• SET TASK: Look through the material below. Copy every line with the string "title" in it.

• GIVEN ENTRIES:

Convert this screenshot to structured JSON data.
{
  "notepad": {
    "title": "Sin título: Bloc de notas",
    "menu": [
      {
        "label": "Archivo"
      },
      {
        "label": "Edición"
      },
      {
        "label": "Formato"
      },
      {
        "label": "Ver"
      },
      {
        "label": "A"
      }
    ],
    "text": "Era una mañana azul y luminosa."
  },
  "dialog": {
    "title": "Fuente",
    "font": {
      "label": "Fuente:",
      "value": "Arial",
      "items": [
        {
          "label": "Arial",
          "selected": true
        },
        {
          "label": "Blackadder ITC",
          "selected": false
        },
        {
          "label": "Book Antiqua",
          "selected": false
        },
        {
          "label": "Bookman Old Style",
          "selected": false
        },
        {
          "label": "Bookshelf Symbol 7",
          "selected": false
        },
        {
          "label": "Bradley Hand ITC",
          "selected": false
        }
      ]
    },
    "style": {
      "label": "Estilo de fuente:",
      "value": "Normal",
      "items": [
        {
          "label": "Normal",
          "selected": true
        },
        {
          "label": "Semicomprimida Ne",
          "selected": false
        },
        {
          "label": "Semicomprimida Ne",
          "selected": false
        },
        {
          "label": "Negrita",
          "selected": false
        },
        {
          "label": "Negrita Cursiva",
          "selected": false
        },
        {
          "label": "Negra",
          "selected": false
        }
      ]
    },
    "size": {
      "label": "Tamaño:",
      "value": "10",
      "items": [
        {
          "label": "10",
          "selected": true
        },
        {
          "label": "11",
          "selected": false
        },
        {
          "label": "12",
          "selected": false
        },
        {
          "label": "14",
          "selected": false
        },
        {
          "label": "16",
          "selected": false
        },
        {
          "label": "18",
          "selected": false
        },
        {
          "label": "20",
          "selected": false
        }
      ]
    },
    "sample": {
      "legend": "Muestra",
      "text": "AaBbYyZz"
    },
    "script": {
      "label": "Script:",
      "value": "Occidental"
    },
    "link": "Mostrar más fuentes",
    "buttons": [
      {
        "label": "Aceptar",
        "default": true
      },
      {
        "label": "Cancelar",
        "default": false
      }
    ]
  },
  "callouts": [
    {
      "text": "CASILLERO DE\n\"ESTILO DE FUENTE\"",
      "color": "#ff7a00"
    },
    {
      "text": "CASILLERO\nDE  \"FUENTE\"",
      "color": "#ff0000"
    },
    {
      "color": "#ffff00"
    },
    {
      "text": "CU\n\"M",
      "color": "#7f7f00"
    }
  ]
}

• OUTPUT BELOW:
    "title": "Sin título: Bloc de notas",
    "title": "Fuente",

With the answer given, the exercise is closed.